_Exercise requirements_. State the number of lines with the string "同窓会だより" in them, and nothing else.

|---|

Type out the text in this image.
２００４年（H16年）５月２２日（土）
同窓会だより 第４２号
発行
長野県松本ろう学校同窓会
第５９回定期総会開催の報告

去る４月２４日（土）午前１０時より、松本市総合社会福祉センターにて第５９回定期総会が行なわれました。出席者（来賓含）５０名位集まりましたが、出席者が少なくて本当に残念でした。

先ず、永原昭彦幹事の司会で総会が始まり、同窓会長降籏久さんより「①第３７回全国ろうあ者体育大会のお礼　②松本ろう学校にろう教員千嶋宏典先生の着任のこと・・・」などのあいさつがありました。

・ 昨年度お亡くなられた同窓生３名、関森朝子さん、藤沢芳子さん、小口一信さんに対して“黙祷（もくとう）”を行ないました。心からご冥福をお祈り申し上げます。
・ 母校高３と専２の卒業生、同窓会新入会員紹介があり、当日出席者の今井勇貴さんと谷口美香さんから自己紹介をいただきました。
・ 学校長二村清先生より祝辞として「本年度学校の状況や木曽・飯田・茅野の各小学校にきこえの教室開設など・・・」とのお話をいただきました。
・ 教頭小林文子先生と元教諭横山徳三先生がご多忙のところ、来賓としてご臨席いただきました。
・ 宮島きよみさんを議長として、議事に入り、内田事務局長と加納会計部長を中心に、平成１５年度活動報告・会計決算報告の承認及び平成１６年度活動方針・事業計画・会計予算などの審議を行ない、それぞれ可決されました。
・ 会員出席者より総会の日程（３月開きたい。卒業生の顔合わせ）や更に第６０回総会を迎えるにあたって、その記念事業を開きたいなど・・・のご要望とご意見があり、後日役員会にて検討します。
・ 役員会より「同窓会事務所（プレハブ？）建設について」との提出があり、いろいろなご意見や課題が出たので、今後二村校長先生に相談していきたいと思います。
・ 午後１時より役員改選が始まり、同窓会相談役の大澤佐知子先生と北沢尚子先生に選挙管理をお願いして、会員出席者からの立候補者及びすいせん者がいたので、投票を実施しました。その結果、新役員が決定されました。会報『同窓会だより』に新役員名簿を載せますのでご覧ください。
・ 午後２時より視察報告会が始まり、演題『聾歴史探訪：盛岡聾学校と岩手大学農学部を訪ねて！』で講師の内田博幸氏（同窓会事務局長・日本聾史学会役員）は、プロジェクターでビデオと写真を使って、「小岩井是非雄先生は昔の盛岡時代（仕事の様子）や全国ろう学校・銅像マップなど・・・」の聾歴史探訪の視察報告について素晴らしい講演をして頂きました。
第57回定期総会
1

|---|

_Completed task_. 2